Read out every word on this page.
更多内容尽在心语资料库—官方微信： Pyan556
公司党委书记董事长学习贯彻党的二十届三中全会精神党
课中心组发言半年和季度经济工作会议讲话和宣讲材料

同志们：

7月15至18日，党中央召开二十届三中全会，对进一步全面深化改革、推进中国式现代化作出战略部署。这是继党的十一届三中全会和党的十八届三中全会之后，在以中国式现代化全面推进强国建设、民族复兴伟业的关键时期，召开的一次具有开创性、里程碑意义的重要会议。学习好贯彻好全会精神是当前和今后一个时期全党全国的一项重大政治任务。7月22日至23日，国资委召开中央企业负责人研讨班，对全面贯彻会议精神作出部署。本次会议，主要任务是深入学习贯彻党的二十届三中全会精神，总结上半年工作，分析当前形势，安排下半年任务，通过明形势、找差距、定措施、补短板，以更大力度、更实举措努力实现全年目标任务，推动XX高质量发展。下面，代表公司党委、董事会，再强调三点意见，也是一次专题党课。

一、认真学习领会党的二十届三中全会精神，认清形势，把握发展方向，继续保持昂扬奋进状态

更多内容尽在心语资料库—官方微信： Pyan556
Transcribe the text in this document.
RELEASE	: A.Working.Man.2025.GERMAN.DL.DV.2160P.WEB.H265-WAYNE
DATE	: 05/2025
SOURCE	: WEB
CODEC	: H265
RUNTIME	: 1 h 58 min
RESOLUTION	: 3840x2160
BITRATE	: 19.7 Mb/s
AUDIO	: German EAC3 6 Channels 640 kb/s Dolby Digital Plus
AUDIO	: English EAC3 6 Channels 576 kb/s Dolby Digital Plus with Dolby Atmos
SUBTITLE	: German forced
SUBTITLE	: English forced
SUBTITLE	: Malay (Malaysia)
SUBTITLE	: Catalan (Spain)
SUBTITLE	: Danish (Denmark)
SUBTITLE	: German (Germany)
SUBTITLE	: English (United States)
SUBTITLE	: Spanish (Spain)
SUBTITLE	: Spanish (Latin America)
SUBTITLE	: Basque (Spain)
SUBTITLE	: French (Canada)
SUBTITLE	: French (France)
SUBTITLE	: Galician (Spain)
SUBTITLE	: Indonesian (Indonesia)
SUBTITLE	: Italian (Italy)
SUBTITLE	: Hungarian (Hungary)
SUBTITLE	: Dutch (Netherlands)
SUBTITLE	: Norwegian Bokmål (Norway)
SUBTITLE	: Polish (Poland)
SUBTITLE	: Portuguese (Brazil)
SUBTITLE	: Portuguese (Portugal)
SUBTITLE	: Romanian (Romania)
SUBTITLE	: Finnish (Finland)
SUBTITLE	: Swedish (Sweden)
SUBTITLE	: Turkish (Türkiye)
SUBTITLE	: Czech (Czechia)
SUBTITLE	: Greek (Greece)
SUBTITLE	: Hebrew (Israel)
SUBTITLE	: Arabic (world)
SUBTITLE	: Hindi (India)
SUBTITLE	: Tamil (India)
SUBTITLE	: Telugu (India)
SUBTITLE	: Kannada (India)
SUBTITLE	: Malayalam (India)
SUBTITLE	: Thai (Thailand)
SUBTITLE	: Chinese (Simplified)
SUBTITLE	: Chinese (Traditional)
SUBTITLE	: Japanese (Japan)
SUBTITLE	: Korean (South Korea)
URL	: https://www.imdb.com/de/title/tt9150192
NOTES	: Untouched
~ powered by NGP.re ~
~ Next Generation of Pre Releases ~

::::::::

_Task to complete_
Word for word, restate all of the data shown above.

_Answer below_
Read out every word on this page.
更多内容尽在心语资料库—官方微信： Pyan556
公司党委书记董事长学习贯彻党的二十届三中全会精神党
课中心组发言半年和季度经济工作会议讲话和宣讲材料

同志们：

7月15至18日，党中央召开二十届三中全会，对进一步全面深化改革、推进中国式现代化作出战略部署。这是继党的十一届三中全会和党的十八届三中全会之后，在以中国式现代化全面推进强国建设、民族复兴伟业的关键时期，召开的一次具有开创性、里程碑意义的重要会议。学习好贯彻好全会精神是当前和今后一个时期全党全国的一项重大政治任务。7月22日至23日，国资委召开中央企业负责人研讨班，对全面贯彻会议精神作出部署。本次会议，主要任务是深入学习贯彻党的二十届三中全会精神，总结上半年工作，分析当前形势，安排下半年任务，通过明形势、找差距、定措施、补短板，以更大力度、更实举措努力实现全年目标任务，推动XX高质量发展。下面，代表公司党委、董事会，再强调三点意见，也是一次专题党课。

一、认真学习领会党的二十届三中全会精神，认清形势，把握发展方向，继续保持昂扬奋进状态

更多内容尽在心语资料库—官方微信： Pyan556
Transcribe the text in this document.
RELEASE	: A.Working.Man.2025.GERMAN.DL.DV.2160P.WEB.H265-WAYNE
DATE	: 05/2025
SOURCE	: WEB
CODEC	: H265
RUNTIME	: 1 h 58 min
RESOLUTION	: 3840x2160
BITRATE	: 19.7 Mb/s
AUDIO	: German EAC3 6 Channels 640 kb/s Dolby Digital Plus
AUDIO	: English EAC3 6 Channels 576 kb/s Dolby Digital Plus with Dolby Atmos
SUBTITLE	: German forced
SUBTITLE	: English forced
SUBTITLE	: Malay (Malaysia)
SUBTITLE	: Catalan (Spain)
SUBTITLE	: Danish (Denmark)
SUBTITLE	: German (Germany)
SUBTITLE	: English (United States)
SUBTITLE	: Spanish (Spain)
SUBTITLE	: Spanish (Latin America)
SUBTITLE	: Basque (Spain)
SUBTITLE	: French (Canada)
SUBTITLE	: French (France)
SUBTITLE	: Galician (Spain)
SUBTITLE	: Indonesian (Indonesia)
SUBTITLE	: Italian (Italy)
SUBTITLE	: Hungarian (Hungary)
SUBTITLE	: Dutch (Netherlands)
SUBTITLE	: Norwegian Bokmål (Norway)
SUBTITLE	: Polish (Poland)
SUBTITLE	: Portuguese (Brazil)
SUBTITLE	: Portuguese (Portugal)
SUBTITLE	: Romanian (Romania)
SUBTITLE	: Finnish (Finland)
SUBTITLE	: Swedish (Sweden)
SUBTITLE	: Turkish (Türkiye)
SUBTITLE	: Czech (Czechia)
SUBTITLE	: Greek (Greece)
SUBTITLE	: Hebrew (Israel)
SUBTITLE	: Arabic (world)
SUBTITLE	: Hindi (India)
SUBTITLE	: Tamil (India)
SUBTITLE	: Telugu (India)
SUBTITLE	: Kannada (India)
SUBTITLE	: Malayalam (India)
SUBTITLE	: Thai (Thailand)
SUBTITLE	: Chinese (Simplified)
SUBTITLE	: Chinese (Traditional)
SUBTITLE	: Japanese (Japan)
SUBTITLE	: Korean (South Korea)
URL	: https://www.imdb.com/de/title/tt9150192
NOTES	: Untouched
~ powered by NGP.re ~
~ Next Generation of Pre Releases ~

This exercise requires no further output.